## BEGIN Data for processing
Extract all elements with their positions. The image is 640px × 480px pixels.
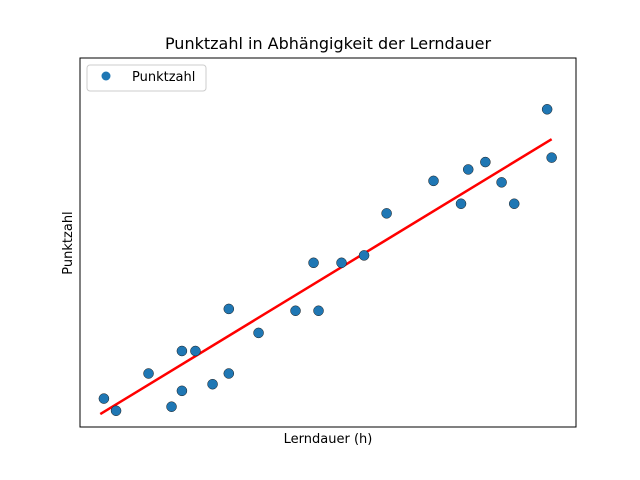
data-point-3 [143,368,154,379]
legend-box [86,64,207,92]
data-point-20 [462,164,474,175]
legend: Punktzahl [86,64,207,92]
data-point-15 [336,257,347,269]
data-point-13 [308,257,319,269]
data-point-17 [381,208,392,219]
data-point-6 [176,345,188,357]
data-point-14 [313,305,324,317]
data-point-21 [480,156,491,168]
data-point-19 [455,198,467,209]
data-point-2 [110,405,122,417]
data-point-8 [207,378,218,390]
data-point-18 [428,175,439,187]
data-point-23 [508,198,520,209]
data-point-4 [166,401,177,412]
x-axis-label: Lerndauer (h) [284,432,373,447]
y-axis-label: Punktzahl [61,211,76,274]
data-point-9 [223,368,235,379]
data-point-5 [176,385,188,397]
axes-frame [79,57,577,428]
data-point-24 [541,104,553,115]
data-point-1 [98,393,110,404]
data-point-12 [290,305,301,317]
data-point-7 [190,345,201,357]
legend-label: Punktzahl [132,70,195,85]
regression-line [99,138,553,416]
data-point-25 [546,152,557,163]
data-point-11 [253,327,264,339]
plot-area [98,104,557,417]
chart-title: Punktzahl in Abhängigkeit der Lerndauer [165,34,492,53]
data-point-10 [223,303,235,315]
data-point-22 [496,177,507,188]
data-point-16 [358,250,370,261]
legend-marker [101,71,111,81]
## END Data for processing
● **The request**:
Reproduce every line of the entries above verbatim, omitting the picture.

● **Worked answer**:
Extract all elements with their positions. The image is 640px × 480px pixels.
data-point-3 [143,368,154,379]
legend-box [86,64,207,92]
data-point-20 [462,164,474,175]
legend: Punktzahl [86,64,207,92]
data-point-15 [336,257,347,269]
data-point-13 [308,257,319,269]
data-point-17 [381,208,392,219]
data-point-6 [176,345,188,357]
data-point-14 [313,305,324,317]
data-point-21 [480,156,491,168]
data-point-19 [455,198,467,209]
data-point-2 [110,405,122,417]
data-point-8 [207,378,218,390]
data-point-18 [428,175,439,187]
data-point-23 [508,198,520,209]
data-point-4 [166,401,177,412]
x-axis-label: Lerndauer (h) [284,432,373,447]
y-axis-label: Punktzahl [61,211,76,274]
data-point-9 [223,368,235,379]
data-point-5 [176,385,188,397]
axes-frame [79,57,577,428]
data-point-24 [541,104,553,115]
data-point-1 [98,393,110,404]
data-point-12 [290,305,301,317]
data-point-7 [190,345,201,357]
legend-label: Punktzahl [132,70,195,85]
regression-line [99,138,553,416]
data-point-25 [546,152,557,163]
data-point-11 [253,327,264,339]
plot-area [98,104,557,417]
chart-title: Punktzahl in Abhängigkeit der Lerndauer [165,34,492,53]
data-point-10 [223,303,235,315]
data-point-22 [496,177,507,188]
data-point-16 [358,250,370,261]
legend-marker [101,71,111,81]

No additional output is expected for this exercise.